%%

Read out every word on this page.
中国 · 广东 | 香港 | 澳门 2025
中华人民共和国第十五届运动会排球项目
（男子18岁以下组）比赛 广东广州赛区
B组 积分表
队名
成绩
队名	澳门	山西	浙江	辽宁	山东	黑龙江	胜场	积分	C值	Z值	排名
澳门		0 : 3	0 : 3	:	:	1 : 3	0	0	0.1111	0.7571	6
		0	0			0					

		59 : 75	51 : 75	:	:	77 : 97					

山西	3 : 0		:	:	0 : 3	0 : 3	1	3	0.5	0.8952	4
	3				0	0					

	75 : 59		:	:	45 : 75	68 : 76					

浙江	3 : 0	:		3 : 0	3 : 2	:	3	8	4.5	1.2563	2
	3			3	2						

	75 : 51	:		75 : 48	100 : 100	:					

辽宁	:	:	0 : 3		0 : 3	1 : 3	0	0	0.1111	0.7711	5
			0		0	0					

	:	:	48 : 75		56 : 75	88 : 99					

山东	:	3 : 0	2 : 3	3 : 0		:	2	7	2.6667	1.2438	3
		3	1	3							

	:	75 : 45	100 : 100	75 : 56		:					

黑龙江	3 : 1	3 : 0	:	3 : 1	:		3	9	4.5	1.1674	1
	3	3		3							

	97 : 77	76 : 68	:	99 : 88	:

%%

## Directions for this task:
Give the data again, exactly as it stands.

## Full solution:
Read out every word on this page.
中国 · 广东 | 香港 | 澳门 2025
中华人民共和国第十五届运动会排球项目
（男子18岁以下组）比赛 广东广州赛区
B组 积分表
队名
成绩
队名	澳门	山西	浙江	辽宁	山东	黑龙江	胜场	积分	C值	Z值	排名
澳门		0 : 3	0 : 3	:	:	1 : 3	0	0	0.1111	0.7571	6
		0	0			0					

		59 : 75	51 : 75	:	:	77 : 97					

山西	3 : 0		:	:	0 : 3	0 : 3	1	3	0.5	0.8952	4
	3				0	0					

	75 : 59		:	:	45 : 75	68 : 76					

浙江	3 : 0	:		3 : 0	3 : 2	:	3	8	4.5	1.2563	2
	3			3	2						

	75 : 51	:		75 : 48	100 : 100	:					

辽宁	:	:	0 : 3		0 : 3	1 : 3	0	0	0.1111	0.7711	5
			0		0	0					

	:	:	48 : 75		56 : 75	88 : 99					

山东	:	3 : 0	2 : 3	3 : 0		:	2	7	2.6667	1.2438	3
		3	1	3							

	:	75 : 45	100 : 100	75 : 56		:					

黑龙江	3 : 1	3 : 0	:	3 : 1	:		3	9	4.5	1.1674	1
	3	3		3							

	97 : 77	76 : 68	:	99 : 88	:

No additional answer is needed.